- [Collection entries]
::::
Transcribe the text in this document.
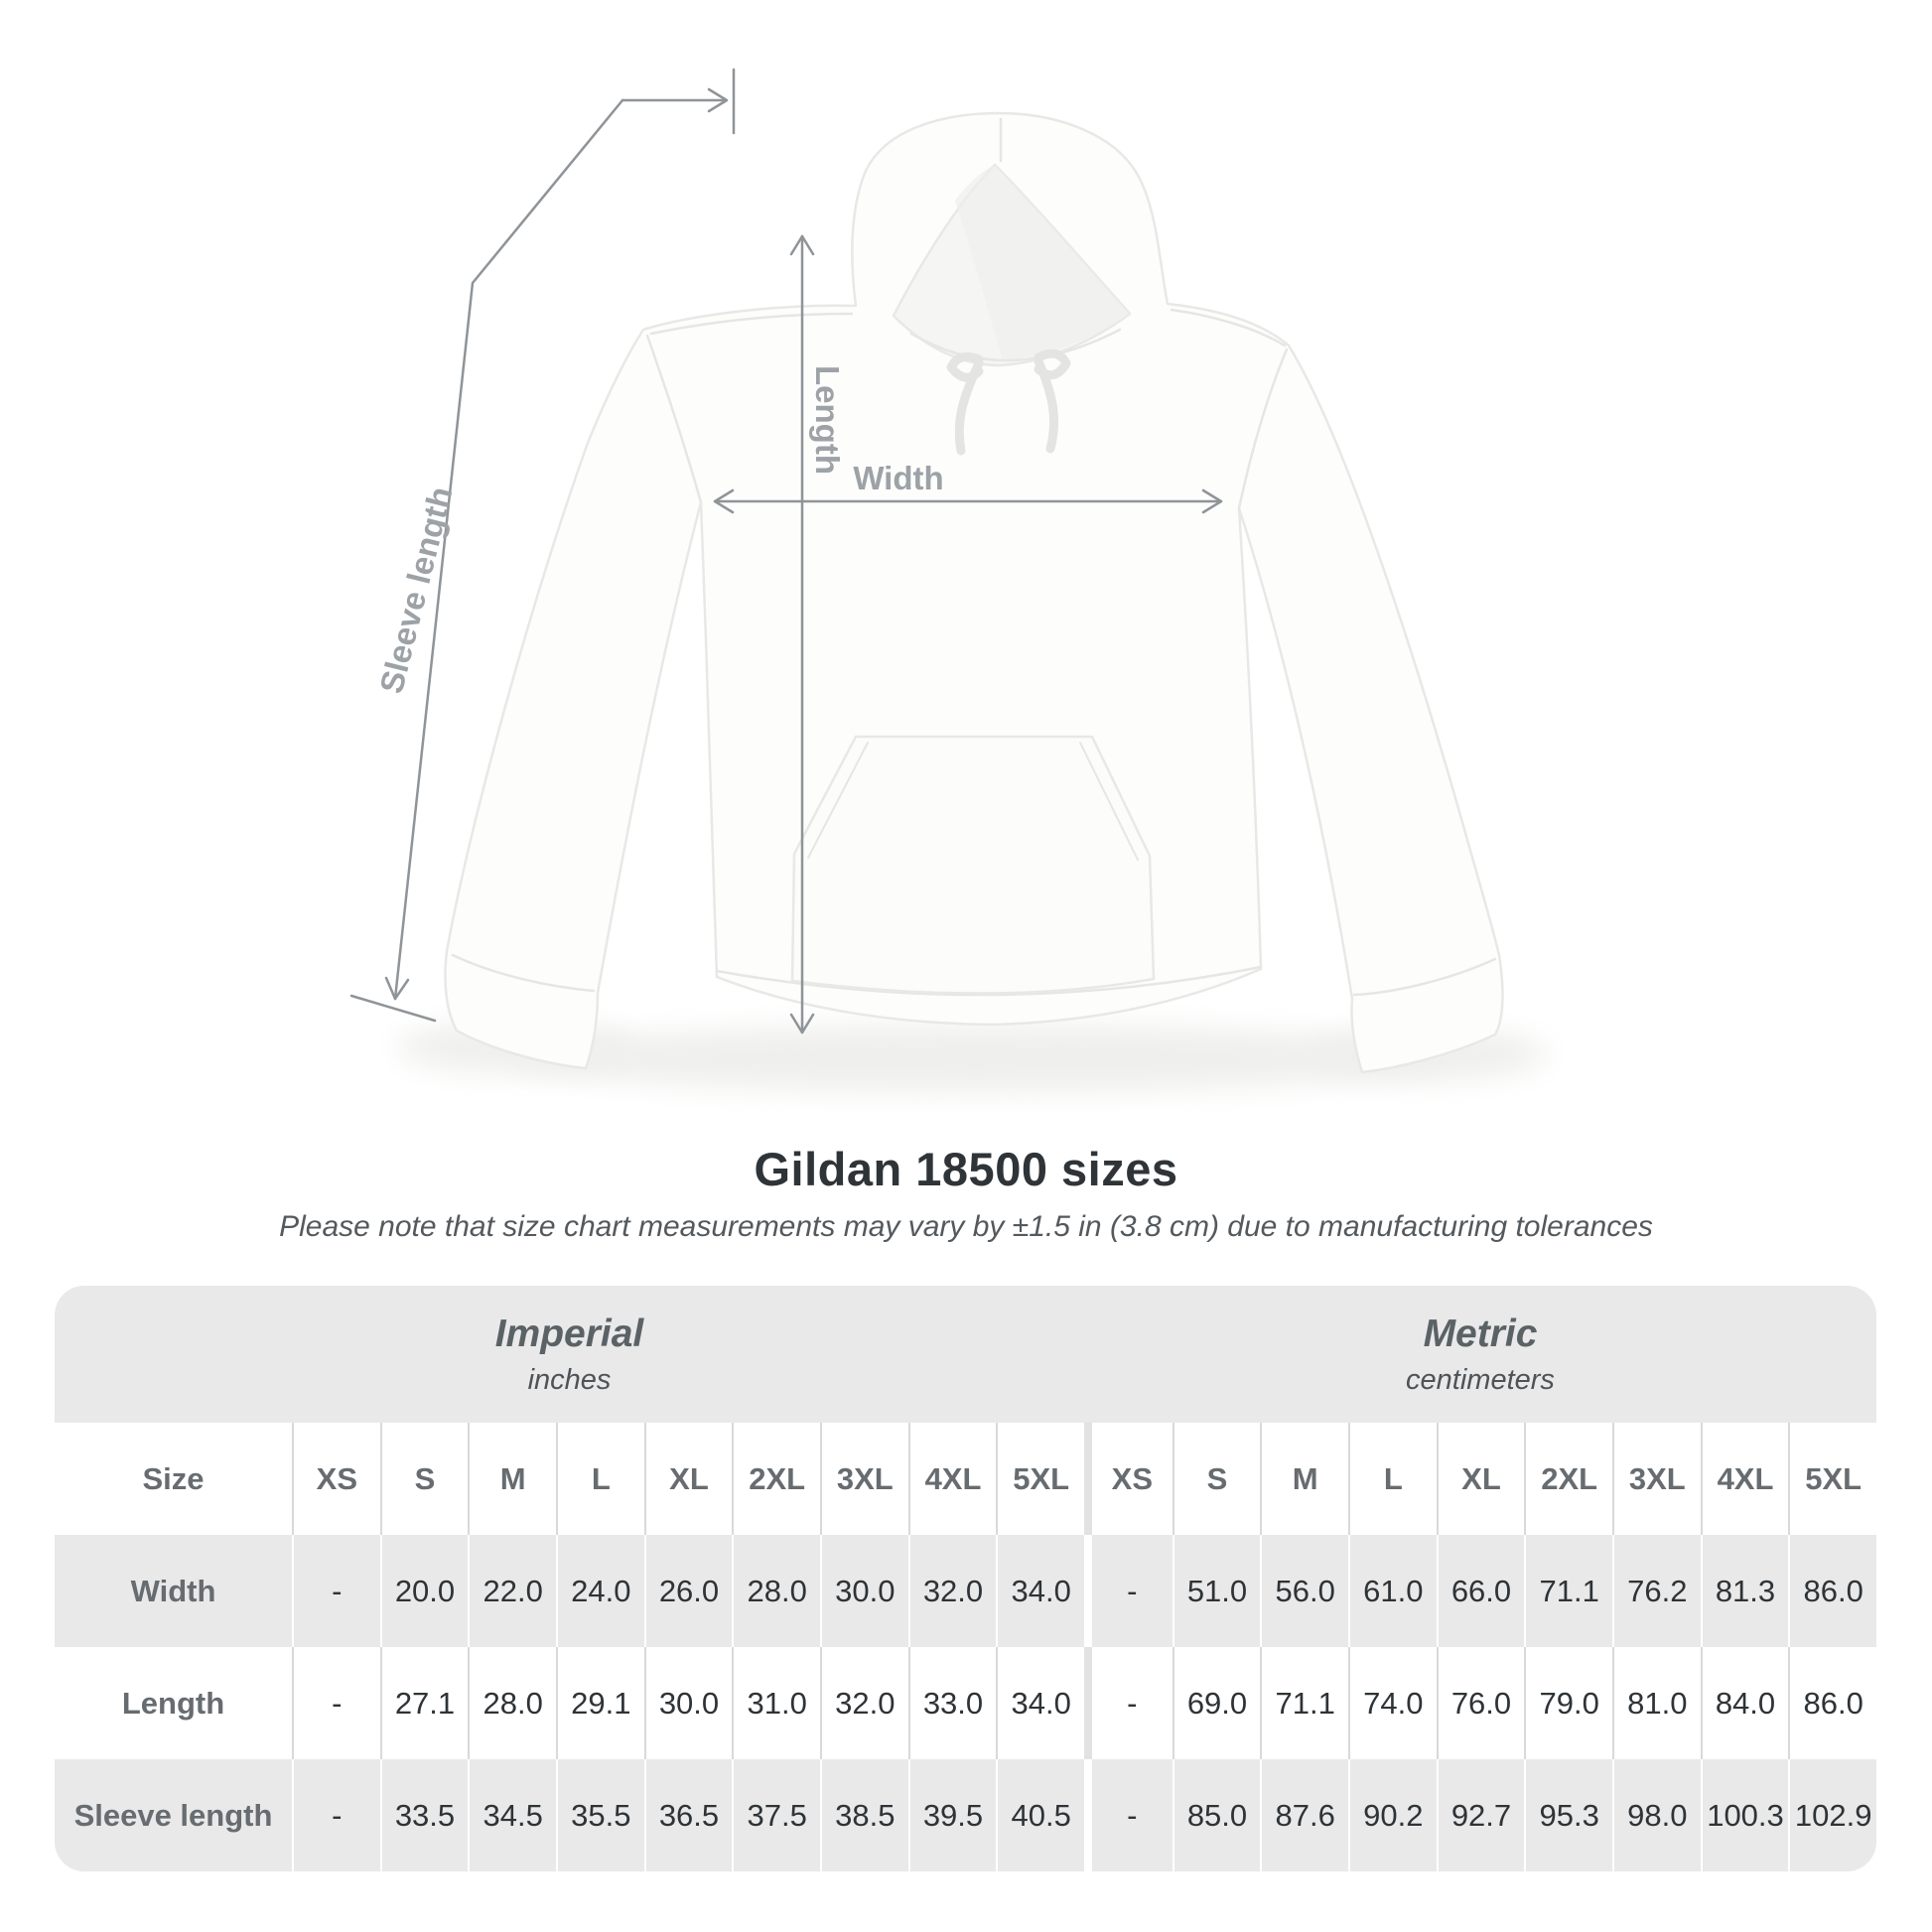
Width
Length
Sleeve length
Gildan 18500 sizes

Please note that size chart measurements may vary by ±1.5 in (3.8 cm) due to manufacturing tolerances

Imperial
inches
Metric
centimeters
Size	XS	S	M	L	XL	2XL	3XL	4XL	5XL	XS	S	M	L	XL	2XL	3XL	4XL	5XL
Width	-	20.0 22.0 24.0 26.0 28.0 30.0 32.0 34.0	-	51.0 56.0 61.0 66.0 71.1 76.2 81.3 86.0
Length	-	27.1 28.0 29.1 30.0 31.0 32.0 33.0 34.0	-	69.0 71.1 74.0 76.0 79.0 81.0 84.0 86.0
Sleeve length	-	33.5 34.5 35.5 36.5 37.5 38.5 39.5 40.5	-	85.0 87.6 90.2 92.7 95.3 98.0 100.3 102.9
::::
- [Problem statement]
Report the number of lines holding the string "Width", without any other words.

- [Response below]
2